» Task statement
Extract the text of every entry below exactly; leave images out.

» Provided data
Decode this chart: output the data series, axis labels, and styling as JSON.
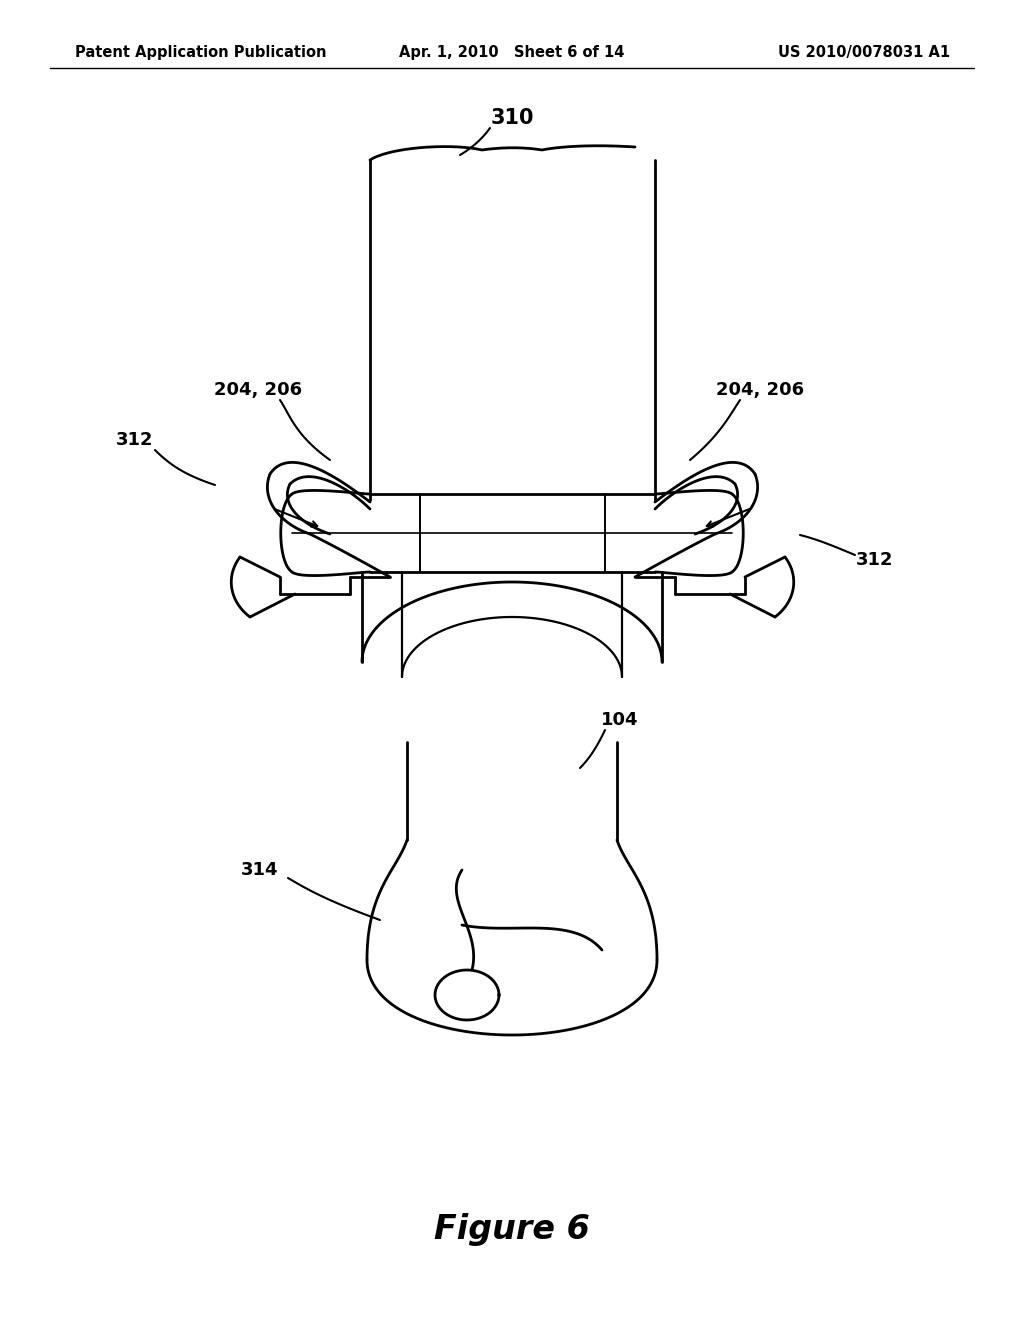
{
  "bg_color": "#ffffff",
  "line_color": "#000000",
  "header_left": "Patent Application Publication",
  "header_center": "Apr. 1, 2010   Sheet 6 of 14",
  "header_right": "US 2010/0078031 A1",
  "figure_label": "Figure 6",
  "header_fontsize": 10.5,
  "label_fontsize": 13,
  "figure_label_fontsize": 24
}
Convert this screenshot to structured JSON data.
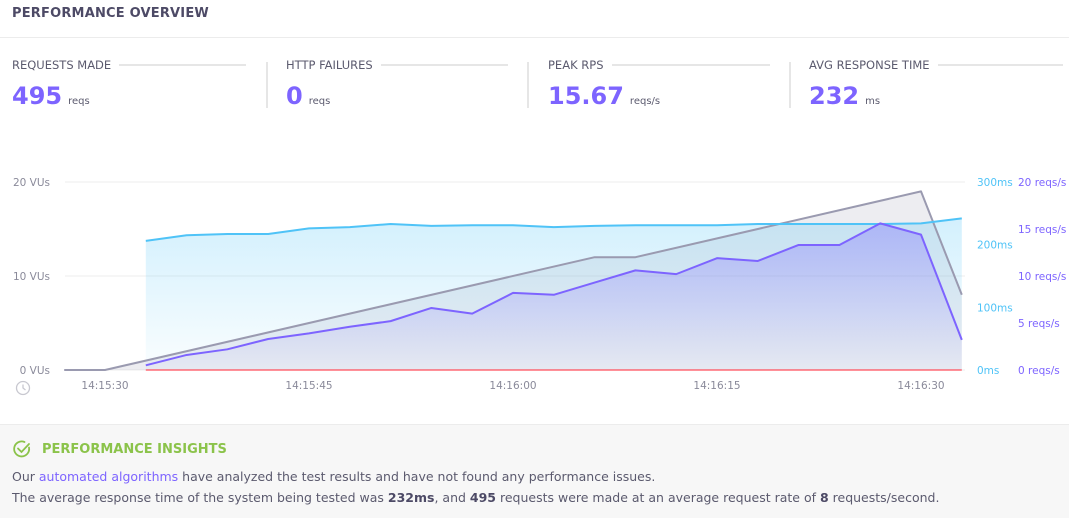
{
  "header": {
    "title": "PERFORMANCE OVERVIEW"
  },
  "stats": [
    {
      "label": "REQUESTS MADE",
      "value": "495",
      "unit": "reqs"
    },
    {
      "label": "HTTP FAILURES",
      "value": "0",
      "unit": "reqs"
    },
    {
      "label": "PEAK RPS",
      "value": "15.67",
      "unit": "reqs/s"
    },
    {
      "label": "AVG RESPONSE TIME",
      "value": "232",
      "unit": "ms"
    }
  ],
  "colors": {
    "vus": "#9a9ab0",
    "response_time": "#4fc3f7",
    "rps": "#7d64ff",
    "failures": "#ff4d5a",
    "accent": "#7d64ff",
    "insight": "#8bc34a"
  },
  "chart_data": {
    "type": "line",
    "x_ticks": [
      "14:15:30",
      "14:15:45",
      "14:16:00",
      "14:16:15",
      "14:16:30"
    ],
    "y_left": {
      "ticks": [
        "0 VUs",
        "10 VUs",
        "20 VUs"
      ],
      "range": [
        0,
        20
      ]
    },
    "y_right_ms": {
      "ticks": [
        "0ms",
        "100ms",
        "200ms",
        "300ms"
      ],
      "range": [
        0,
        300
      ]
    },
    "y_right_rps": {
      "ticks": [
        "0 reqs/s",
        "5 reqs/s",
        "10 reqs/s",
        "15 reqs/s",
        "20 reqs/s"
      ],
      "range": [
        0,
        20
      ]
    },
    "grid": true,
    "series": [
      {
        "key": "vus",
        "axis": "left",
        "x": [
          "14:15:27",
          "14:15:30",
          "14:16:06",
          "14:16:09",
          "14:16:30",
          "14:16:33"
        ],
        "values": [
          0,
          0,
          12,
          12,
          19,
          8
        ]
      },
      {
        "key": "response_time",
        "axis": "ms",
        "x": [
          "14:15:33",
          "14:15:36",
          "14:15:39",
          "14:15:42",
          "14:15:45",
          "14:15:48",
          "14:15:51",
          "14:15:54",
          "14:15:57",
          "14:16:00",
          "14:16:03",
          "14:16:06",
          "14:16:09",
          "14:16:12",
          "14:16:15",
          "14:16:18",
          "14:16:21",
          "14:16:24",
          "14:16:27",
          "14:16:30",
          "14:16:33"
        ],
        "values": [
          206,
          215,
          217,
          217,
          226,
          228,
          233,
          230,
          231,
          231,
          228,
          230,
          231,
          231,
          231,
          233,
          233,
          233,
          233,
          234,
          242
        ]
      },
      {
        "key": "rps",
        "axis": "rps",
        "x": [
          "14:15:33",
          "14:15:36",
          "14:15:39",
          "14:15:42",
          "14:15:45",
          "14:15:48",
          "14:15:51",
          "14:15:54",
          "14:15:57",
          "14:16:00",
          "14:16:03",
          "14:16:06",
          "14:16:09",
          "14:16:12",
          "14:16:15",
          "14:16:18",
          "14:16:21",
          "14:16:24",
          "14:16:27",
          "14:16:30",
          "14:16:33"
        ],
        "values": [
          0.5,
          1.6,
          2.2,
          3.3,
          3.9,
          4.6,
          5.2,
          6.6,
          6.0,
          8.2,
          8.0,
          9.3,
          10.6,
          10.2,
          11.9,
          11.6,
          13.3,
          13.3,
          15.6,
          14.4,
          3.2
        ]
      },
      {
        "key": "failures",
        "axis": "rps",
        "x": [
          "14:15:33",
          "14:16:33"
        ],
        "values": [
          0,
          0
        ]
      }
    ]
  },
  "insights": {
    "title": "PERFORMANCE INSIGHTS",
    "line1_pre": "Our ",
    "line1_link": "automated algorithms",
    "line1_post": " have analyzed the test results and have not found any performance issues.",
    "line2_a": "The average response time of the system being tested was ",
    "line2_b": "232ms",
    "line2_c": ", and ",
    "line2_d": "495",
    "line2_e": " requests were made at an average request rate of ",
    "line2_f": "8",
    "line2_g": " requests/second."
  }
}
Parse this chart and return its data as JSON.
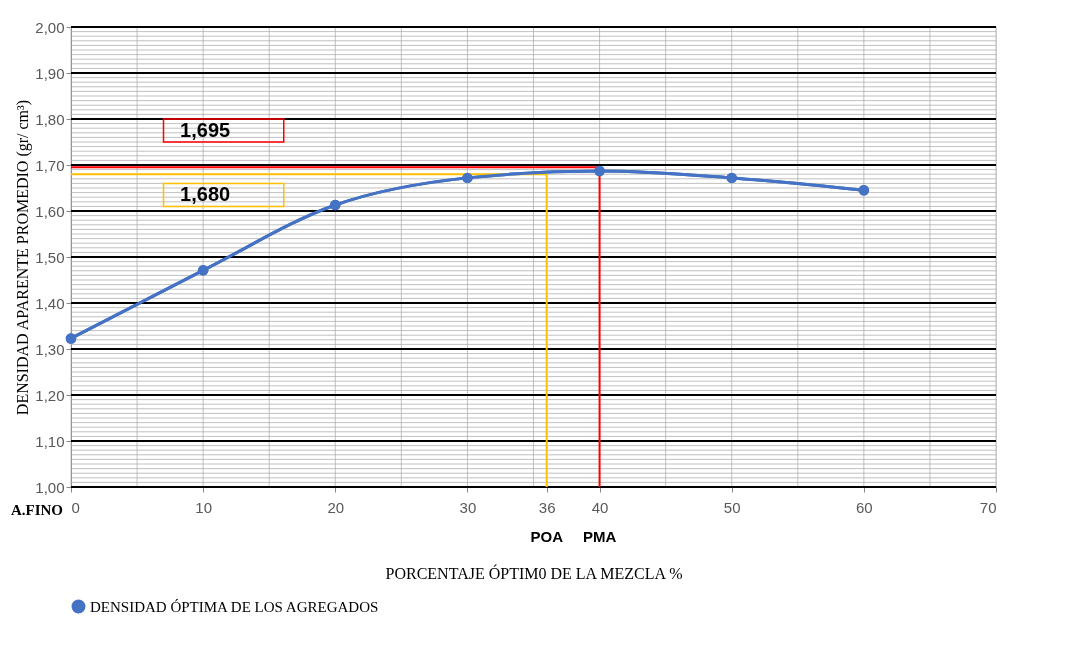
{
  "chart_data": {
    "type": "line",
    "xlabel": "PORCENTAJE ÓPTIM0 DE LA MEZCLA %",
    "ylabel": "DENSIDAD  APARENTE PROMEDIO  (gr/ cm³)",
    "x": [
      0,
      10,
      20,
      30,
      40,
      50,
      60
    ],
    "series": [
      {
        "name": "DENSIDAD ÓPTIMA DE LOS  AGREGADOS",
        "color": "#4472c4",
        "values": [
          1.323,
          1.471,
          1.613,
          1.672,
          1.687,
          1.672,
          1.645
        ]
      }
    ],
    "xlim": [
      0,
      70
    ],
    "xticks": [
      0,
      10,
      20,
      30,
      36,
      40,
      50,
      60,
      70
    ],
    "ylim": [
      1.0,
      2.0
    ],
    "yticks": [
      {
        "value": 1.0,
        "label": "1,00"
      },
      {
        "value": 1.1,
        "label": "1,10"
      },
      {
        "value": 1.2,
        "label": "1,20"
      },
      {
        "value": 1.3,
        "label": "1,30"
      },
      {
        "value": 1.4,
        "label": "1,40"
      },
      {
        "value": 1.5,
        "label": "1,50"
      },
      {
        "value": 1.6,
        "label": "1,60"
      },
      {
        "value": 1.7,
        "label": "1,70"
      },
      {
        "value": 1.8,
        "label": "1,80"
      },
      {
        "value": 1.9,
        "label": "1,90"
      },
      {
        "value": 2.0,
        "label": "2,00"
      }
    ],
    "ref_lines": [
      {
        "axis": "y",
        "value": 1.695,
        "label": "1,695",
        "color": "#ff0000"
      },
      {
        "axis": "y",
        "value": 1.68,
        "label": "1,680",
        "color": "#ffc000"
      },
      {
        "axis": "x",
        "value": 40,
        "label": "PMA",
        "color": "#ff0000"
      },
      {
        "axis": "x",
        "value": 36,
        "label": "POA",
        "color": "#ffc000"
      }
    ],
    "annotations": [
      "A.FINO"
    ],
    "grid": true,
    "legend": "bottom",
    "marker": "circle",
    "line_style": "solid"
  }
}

» Completed task
Decode this chart: output the data series, axis labels, and styling as JSON.
{
  "bg_color": "#ffffff",
  "line_color": "#000000",
  "header_left": "Patent Application Publication",
  "header_center": "Apr. 1, 2010   Sheet 6 of 14",
  "header_right": "US 2010/0078031 A1",
  "figure_label": "Figure 6",
  "header_fontsize": 10.5,
  "label_fontsize": 13,
  "figure_label_fontsize": 24
}
Convert this screenshot to structured JSON data.
{
  "header": {
    "title": "PERFORMANCE OVERVIEW"
  },
  "stats": [
    {
      "label": "REQUESTS MADE",
      "value": "495",
      "unit": "reqs"
    },
    {
      "label": "HTTP FAILURES",
      "value": "0",
      "unit": "reqs"
    },
    {
      "label": "PEAK RPS",
      "value": "15.67",
      "unit": "reqs/s"
    },
    {
      "label": "AVG RESPONSE TIME",
      "value": "232",
      "unit": "ms"
    }
  ],
  "colors": {
    "vus": "#9a9ab0",
    "response_time": "#4fc3f7",
    "rps": "#7d64ff",
    "failures": "#ff4d5a",
    "accent": "#7d64ff",
    "insight": "#8bc34a"
  },
  "chart_data": {
    "type": "line",
    "x_ticks": [
      "14:15:30",
      "14:15:45",
      "14:16:00",
      "14:16:15",
      "14:16:30"
    ],
    "y_left": {
      "ticks": [
        "0 VUs",
        "10 VUs",
        "20 VUs"
      ],
      "range": [
        0,
        20
      ]
    },
    "y_right_ms": {
      "ticks": [
        "0ms",
        "100ms",
        "200ms",
        "300ms"
      ],
      "range": [
        0,
        300
      ]
    },
    "y_right_rps": {
      "ticks": [
        "0 reqs/s",
        "5 reqs/s",
        "10 reqs/s",
        "15 reqs/s",
        "20 reqs/s"
      ],
      "range": [
        0,
        20
      ]
    },
    "grid": true,
    "series": [
      {
        "key": "vus",
        "axis": "left",
        "x": [
          "14:15:27",
          "14:15:30",
          "14:16:06",
          "14:16:09",
          "14:16:30",
          "14:16:33"
        ],
        "values": [
          0,
          0,
          12,
          12,
          19,
          8
        ]
      },
      {
        "key": "response_time",
        "axis": "ms",
        "x": [
          "14:15:33",
          "14:15:36",
          "14:15:39",
          "14:15:42",
          "14:15:45",
          "14:15:48",
          "14:15:51",
          "14:15:54",
          "14:15:57",
          "14:16:00",
          "14:16:03",
          "14:16:06",
          "14:16:09",
          "14:16:12",
          "14:16:15",
          "14:16:18",
          "14:16:21",
          "14:16:24",
          "14:16:27",
          "14:16:30",
          "14:16:33"
        ],
        "values": [
          206,
          215,
          217,
          217,
          226,
          228,
          233,
          230,
          231,
          231,
          228,
          230,
          231,
          231,
          231,
          233,
          233,
          233,
          233,
          234,
          242
        ]
      },
      {
        "key": "rps",
        "axis": "rps",
        "x": [
          "14:15:33",
          "14:15:36",
          "14:15:39",
          "14:15:42",
          "14:15:45",
          "14:15:48",
          "14:15:51",
          "14:15:54",
          "14:15:57",
          "14:16:00",
          "14:16:03",
          "14:16:06",
          "14:16:09",
          "14:16:12",
          "14:16:15",
          "14:16:18",
          "14:16:21",
          "14:16:24",
          "14:16:27",
          "14:16:30",
          "14:16:33"
        ],
        "values": [
          0.5,
          1.6,
          2.2,
          3.3,
          3.9,
          4.6,
          5.2,
          6.6,
          6.0,
          8.2,
          8.0,
          9.3,
          10.6,
          10.2,
          11.9,
          11.6,
          13.3,
          13.3,
          15.6,
          14.4,
          3.2
        ]
      },
      {
        "key": "failures",
        "axis": "rps",
        "x": [
          "14:15:33",
          "14:16:33"
        ],
        "values": [
          0,
          0
        ]
      }
    ]
  },
  "insights": {
    "title": "PERFORMANCE INSIGHTS",
    "line1_pre": "Our ",
    "line1_link": "automated algorithms",
    "line1_post": " have analyzed the test results and have not found any performance issues.",
    "line2_a": "The average response time of the system being tested was ",
    "line2_b": "232ms",
    "line2_c": ", and ",
    "line2_d": "495",
    "line2_e": " requests were made at an average request rate of ",
    "line2_f": "8",
    "line2_g": " requests/second."
  }
}
Parse this chart and return its data as JSON.
{
  "chart_data": {
    "type": "line",
    "xlabel": "PORCENTAJE ÓPTIM0 DE LA MEZCLA %",
    "ylabel": "DENSIDAD  APARENTE PROMEDIO  (gr/ cm³)",
    "x": [
      0,
      10,
      20,
      30,
      40,
      50,
      60
    ],
    "series": [
      {
        "name": "DENSIDAD ÓPTIMA DE LOS  AGREGADOS",
        "color": "#4472c4",
        "values": [
          1.323,
          1.471,
          1.613,
          1.672,
          1.687,
          1.672,
          1.645
        ]
      }
    ],
    "xlim": [
      0,
      70
    ],
    "xticks": [
      0,
      10,
      20,
      30,
      36,
      40,
      50,
      60,
      70
    ],
    "ylim": [
      1.0,
      2.0
    ],
    "yticks": [
      {
        "value": 1.0,
        "label": "1,00"
      },
      {
        "value": 1.1,
        "label": "1,10"
      },
      {
        "value": 1.2,
        "label": "1,20"
      },
      {
        "value": 1.3,
        "label": "1,30"
      },
      {
        "value": 1.4,
        "label": "1,40"
      },
      {
        "value": 1.5,
        "label": "1,50"
      },
      {
        "value": 1.6,
        "label": "1,60"
      },
      {
        "value": 1.7,
        "label": "1,70"
      },
      {
        "value": 1.8,
        "label": "1,80"
      },
      {
        "value": 1.9,
        "label": "1,90"
      },
      {
        "value": 2.0,
        "label": "2,00"
      }
    ],
    "ref_lines": [
      {
        "axis": "y",
        "value": 1.695,
        "label": "1,695",
        "color": "#ff0000"
      },
      {
        "axis": "y",
        "value": 1.68,
        "label": "1,680",
        "color": "#ffc000"
      },
      {
        "axis": "x",
        "value": 40,
        "label": "PMA",
        "color": "#ff0000"
      },
      {
        "axis": "x",
        "value": 36,
        "label": "POA",
        "color": "#ffc000"
      }
    ],
    "annotations": [
      "A.FINO"
    ],
    "grid": true,
    "legend": "bottom",
    "marker": "circle",
    "line_style": "solid"
  }
}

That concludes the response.